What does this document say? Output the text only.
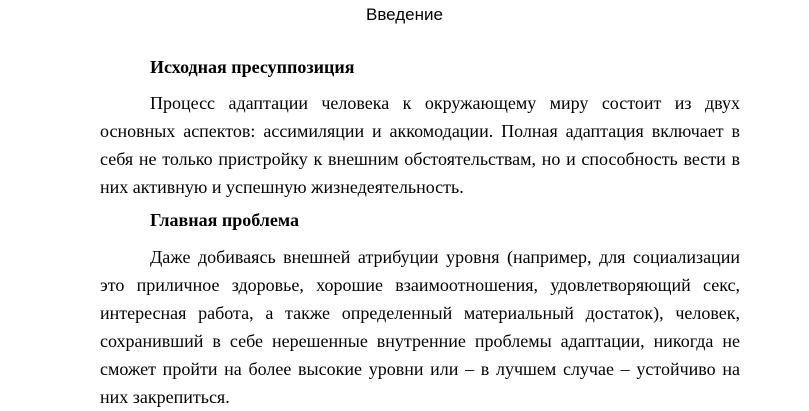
Введение
Исходная пресуппозиция

Процесс адаптации человека к окружающему миру состоит из двух основных аспектов: ассимиляции и аккомодации. Полная адаптация включает в себя не только пристройку к внешним обстоятельствам, но и способность вести в них активную и успешную жизнедеятельность.

Главная проблема

Даже добиваясь внешней атрибуции уровня (например, для социализации это приличное здоровье, хорошие взаимоотношения, удовлетворяющий секс, интересная работа, а также определенный материальный достаток), человек, сохранивший в себе нерешенные внутренние проблемы адаптации, никогда не сможет пройти на более высокие уровни или – в лучшем случае – устойчиво на них закрепиться.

> EXERCISE: Your task is an exact transcription of all the data, minus the pictures.

> OUTPUT OF THE EXERCISE:
What does this document say? Output the text only.
Введение
Исходная пресуппозиция

Процесс адаптации человека к окружающему миру состоит из двух основных аспектов: ассимиляции и аккомодации. Полная адаптация включает в себя не только пристройку к внешним обстоятельствам, но и способность вести в них активную и успешную жизнедеятельность.

Главная проблема

Даже добиваясь внешней атрибуции уровня (например, для социализации это приличное здоровье, хорошие взаимоотношения, удовлетворяющий секс, интересная работа, а также определенный материальный достаток), человек, сохранивший в себе нерешенные внутренние проблемы адаптации, никогда не сможет пройти на более высокие уровни или – в лучшем случае – устойчиво на них закрепиться.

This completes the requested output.